- [SET TASK]
Your task is to gather the lines below that hold the string "accéder".
-- Begin PROVIDED RECORDS --
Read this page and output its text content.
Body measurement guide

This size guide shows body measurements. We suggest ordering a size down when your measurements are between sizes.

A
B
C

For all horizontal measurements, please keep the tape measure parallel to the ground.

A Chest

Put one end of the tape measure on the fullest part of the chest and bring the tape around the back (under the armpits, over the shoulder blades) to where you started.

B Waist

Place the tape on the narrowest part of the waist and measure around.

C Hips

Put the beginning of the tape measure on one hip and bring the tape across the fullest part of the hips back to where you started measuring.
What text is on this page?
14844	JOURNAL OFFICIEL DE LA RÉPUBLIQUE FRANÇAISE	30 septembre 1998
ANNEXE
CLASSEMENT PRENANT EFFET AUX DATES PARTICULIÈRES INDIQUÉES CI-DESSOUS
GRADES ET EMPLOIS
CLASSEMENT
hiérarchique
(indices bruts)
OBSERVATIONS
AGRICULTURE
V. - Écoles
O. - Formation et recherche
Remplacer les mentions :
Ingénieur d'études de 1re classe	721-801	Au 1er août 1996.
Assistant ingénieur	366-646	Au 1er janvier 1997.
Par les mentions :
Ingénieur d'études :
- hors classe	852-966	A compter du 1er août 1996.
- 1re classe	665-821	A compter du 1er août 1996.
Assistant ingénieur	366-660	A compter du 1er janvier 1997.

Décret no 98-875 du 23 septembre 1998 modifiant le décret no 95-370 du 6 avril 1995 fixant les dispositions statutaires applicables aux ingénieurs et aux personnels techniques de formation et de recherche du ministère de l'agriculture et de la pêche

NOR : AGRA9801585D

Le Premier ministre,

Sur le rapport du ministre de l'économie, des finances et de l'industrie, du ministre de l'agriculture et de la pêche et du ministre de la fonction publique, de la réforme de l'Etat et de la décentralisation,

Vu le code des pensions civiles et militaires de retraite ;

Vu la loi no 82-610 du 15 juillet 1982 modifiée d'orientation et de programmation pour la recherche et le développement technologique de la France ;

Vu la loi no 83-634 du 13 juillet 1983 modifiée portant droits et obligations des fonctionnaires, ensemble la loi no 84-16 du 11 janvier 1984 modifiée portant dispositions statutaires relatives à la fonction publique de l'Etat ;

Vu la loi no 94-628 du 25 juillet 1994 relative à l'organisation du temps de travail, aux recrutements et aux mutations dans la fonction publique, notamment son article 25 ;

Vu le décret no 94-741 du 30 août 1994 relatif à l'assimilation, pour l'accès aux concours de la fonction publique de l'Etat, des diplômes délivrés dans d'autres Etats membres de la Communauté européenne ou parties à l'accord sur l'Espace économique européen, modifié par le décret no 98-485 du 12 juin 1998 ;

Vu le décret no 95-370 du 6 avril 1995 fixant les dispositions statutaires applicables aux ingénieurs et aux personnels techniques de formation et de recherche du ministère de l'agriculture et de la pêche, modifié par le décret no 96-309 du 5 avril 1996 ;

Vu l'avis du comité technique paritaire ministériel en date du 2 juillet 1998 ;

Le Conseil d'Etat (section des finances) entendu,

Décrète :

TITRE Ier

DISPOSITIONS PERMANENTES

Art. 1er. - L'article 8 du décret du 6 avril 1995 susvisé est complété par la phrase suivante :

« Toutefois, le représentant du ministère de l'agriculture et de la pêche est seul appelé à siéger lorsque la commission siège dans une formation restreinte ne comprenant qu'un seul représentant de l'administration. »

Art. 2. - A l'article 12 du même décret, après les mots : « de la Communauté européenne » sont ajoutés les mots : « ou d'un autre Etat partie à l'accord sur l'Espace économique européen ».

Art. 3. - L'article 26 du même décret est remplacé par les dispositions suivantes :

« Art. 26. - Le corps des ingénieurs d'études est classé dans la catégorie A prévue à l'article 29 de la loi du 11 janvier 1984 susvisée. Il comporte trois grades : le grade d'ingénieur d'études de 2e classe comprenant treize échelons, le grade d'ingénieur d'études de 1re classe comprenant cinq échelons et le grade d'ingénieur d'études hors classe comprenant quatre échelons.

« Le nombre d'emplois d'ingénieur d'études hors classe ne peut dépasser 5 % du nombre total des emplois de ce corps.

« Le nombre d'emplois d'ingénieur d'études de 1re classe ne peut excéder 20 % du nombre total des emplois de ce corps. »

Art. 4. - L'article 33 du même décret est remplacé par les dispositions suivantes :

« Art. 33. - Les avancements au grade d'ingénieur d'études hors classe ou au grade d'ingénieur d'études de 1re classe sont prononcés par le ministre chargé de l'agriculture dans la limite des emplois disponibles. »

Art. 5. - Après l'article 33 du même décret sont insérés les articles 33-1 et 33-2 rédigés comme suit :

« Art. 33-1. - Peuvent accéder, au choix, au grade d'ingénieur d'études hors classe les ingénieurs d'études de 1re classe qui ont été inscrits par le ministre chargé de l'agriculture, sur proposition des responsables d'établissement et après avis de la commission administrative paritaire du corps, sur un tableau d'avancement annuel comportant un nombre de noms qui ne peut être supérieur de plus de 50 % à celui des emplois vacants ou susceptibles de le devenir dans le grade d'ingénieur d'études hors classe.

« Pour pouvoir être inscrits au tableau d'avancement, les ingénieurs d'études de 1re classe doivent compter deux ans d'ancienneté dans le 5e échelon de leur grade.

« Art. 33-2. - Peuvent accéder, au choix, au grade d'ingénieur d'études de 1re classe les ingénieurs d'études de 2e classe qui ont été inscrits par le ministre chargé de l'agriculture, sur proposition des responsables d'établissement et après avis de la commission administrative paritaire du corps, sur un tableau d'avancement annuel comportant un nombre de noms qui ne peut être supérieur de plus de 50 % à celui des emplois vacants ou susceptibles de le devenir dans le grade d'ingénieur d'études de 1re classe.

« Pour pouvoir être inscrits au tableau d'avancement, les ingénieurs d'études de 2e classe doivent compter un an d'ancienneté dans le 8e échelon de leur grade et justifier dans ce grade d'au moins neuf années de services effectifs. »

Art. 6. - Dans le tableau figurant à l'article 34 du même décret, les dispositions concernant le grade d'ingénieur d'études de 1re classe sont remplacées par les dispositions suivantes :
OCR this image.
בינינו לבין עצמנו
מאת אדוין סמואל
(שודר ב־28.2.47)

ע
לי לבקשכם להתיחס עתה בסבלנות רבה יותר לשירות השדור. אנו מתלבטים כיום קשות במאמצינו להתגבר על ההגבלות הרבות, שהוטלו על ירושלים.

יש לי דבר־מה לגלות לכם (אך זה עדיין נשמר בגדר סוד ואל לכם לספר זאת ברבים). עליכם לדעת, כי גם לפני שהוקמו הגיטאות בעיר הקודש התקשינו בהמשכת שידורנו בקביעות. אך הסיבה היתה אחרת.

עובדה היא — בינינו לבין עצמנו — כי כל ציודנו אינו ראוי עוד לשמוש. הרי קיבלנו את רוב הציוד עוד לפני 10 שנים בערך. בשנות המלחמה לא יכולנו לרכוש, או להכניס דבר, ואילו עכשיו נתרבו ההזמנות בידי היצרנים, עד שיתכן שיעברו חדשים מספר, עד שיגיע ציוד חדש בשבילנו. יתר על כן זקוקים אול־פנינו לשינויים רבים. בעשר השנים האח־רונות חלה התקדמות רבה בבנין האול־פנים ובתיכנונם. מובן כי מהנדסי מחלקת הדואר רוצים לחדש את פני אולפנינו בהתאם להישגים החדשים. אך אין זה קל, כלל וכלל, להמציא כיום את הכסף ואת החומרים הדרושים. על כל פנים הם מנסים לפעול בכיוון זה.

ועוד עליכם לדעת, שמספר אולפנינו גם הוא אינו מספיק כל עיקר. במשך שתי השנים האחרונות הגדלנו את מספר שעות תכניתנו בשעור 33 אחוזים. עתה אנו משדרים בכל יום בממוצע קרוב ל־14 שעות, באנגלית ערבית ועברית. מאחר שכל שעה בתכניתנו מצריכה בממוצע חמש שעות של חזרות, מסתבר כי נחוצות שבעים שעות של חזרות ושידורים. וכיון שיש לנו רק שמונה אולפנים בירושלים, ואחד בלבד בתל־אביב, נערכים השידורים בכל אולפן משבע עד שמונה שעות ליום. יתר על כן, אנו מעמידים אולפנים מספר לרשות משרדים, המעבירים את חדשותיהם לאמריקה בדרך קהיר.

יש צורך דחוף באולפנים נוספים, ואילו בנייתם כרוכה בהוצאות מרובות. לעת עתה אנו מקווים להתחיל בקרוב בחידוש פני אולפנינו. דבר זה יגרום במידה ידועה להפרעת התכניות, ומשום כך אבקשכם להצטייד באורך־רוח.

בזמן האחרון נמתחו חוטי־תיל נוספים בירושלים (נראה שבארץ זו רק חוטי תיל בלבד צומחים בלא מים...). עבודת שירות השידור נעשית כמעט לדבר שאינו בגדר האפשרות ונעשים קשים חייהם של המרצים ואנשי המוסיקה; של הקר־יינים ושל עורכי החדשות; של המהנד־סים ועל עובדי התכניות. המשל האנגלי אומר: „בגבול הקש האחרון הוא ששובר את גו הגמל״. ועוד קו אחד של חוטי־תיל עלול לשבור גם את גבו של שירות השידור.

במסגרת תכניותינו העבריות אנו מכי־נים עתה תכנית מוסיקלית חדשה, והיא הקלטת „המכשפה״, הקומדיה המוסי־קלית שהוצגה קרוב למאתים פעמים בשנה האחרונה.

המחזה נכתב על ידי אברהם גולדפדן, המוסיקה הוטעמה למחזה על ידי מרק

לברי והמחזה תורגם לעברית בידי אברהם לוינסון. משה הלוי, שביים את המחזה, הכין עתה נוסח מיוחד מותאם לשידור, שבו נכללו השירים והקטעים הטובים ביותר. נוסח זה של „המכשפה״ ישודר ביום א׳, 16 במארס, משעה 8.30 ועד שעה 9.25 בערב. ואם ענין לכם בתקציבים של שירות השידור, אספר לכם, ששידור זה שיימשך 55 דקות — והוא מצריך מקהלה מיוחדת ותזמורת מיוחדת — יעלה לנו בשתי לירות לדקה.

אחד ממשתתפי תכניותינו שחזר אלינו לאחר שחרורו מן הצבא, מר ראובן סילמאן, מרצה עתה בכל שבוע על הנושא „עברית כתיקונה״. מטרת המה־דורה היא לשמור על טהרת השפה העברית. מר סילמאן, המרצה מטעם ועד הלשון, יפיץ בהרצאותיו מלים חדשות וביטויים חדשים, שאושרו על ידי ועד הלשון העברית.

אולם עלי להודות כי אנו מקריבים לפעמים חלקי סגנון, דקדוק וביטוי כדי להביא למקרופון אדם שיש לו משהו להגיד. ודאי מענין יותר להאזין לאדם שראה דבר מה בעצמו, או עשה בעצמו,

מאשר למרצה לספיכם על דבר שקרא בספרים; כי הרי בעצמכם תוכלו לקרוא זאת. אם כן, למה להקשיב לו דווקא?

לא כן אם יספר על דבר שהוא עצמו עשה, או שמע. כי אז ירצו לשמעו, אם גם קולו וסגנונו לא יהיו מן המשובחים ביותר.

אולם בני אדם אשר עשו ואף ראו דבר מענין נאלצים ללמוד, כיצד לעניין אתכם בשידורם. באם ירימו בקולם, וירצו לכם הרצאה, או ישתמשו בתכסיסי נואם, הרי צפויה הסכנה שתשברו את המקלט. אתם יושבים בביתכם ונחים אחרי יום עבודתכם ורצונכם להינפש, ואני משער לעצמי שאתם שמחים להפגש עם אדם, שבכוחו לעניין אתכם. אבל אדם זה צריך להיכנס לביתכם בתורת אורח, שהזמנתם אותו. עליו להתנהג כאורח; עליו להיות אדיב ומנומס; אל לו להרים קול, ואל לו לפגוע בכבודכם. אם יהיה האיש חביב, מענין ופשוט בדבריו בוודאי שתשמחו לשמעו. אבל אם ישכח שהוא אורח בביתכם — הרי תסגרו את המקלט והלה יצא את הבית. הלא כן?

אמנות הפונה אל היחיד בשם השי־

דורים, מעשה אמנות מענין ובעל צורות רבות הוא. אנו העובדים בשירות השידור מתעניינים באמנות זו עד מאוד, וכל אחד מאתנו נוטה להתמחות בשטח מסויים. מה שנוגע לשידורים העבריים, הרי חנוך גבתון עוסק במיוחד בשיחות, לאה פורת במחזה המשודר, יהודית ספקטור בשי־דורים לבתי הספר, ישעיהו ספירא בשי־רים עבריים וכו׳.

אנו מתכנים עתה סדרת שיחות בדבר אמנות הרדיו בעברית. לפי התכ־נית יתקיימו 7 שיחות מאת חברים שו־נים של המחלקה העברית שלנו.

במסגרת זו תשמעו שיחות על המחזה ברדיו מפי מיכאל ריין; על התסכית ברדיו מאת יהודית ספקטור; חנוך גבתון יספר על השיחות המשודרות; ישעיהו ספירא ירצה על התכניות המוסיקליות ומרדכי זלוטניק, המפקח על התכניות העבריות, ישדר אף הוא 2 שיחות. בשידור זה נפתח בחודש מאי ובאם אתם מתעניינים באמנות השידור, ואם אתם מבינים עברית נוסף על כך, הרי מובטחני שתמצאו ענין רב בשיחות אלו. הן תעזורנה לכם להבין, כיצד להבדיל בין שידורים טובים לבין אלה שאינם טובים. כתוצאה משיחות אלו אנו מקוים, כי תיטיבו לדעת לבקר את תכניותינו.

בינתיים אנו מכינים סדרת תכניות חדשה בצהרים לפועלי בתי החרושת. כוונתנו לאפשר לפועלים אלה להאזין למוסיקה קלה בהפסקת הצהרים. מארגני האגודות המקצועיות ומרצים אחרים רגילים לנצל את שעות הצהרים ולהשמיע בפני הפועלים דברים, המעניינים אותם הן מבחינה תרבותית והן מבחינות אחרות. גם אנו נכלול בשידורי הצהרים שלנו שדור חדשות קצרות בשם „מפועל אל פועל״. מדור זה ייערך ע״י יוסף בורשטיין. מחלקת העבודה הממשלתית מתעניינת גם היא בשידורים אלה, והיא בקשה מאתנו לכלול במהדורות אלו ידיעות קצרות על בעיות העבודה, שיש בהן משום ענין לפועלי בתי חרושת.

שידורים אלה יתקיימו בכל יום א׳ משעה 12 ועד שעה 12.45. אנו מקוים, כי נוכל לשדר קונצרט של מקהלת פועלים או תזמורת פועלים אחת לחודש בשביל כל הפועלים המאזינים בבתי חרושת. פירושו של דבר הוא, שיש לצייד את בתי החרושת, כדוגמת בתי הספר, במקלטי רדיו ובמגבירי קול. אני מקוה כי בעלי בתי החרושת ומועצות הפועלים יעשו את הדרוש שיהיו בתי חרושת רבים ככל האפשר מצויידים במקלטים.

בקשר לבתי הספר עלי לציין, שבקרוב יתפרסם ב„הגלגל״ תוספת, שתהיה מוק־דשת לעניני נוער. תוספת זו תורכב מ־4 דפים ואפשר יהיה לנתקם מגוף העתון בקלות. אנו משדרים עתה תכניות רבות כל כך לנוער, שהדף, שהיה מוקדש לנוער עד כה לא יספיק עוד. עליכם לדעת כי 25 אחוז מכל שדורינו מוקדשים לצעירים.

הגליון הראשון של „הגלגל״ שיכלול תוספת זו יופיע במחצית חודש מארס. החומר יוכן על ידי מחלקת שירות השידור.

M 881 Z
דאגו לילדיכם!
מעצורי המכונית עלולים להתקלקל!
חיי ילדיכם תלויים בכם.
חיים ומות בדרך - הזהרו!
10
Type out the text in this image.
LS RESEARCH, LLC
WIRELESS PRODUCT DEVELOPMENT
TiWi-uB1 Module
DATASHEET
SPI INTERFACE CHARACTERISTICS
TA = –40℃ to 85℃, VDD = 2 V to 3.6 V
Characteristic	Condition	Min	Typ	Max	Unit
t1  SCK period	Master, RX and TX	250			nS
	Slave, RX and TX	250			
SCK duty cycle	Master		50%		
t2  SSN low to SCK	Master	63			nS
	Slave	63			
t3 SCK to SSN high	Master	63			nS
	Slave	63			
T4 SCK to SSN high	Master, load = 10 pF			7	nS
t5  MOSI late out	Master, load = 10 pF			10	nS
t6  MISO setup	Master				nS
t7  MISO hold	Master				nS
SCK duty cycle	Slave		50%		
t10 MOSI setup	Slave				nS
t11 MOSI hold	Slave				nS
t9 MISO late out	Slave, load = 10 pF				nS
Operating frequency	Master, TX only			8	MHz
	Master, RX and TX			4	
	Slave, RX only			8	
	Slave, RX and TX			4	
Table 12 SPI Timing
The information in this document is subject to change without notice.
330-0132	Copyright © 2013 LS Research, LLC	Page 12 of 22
-- End PROVIDED RECORDS --
- [OUTPUT BELOW]
« Art. 33-1. - Peuvent accéder, au choix, au grade d'ingénieur d'études hors classe les ingénieurs d'études de 1re classe qui ont été inscrits par le ministre chargé de l'agriculture, sur proposition des responsables d'établissement et après avis de la commission administrative paritaire du corps, sur un tableau d'avancement annuel comportant un nombre de noms qui ne peut être supérieur de plus de 50 % à celui des emplois vacants ou susceptibles de le devenir dans le grade d'ingénieur d'études hors classe.
« Art. 33-2. - Peuvent accéder, au choix, au grade d'ingénieur d'études de 1re classe les ingénieurs d'études de 2e classe qui ont été inscrits par le ministre chargé de l'agriculture, sur proposition des responsables d'établissement et après avis de la commission administrative paritaire du corps, sur un tableau d'avancement annuel comportant un nombre de noms qui ne peut être supérieur de plus de 50 % à celui des emplois vacants ou susceptibles de le devenir dans le grade d'ingénieur d'études de 1re classe.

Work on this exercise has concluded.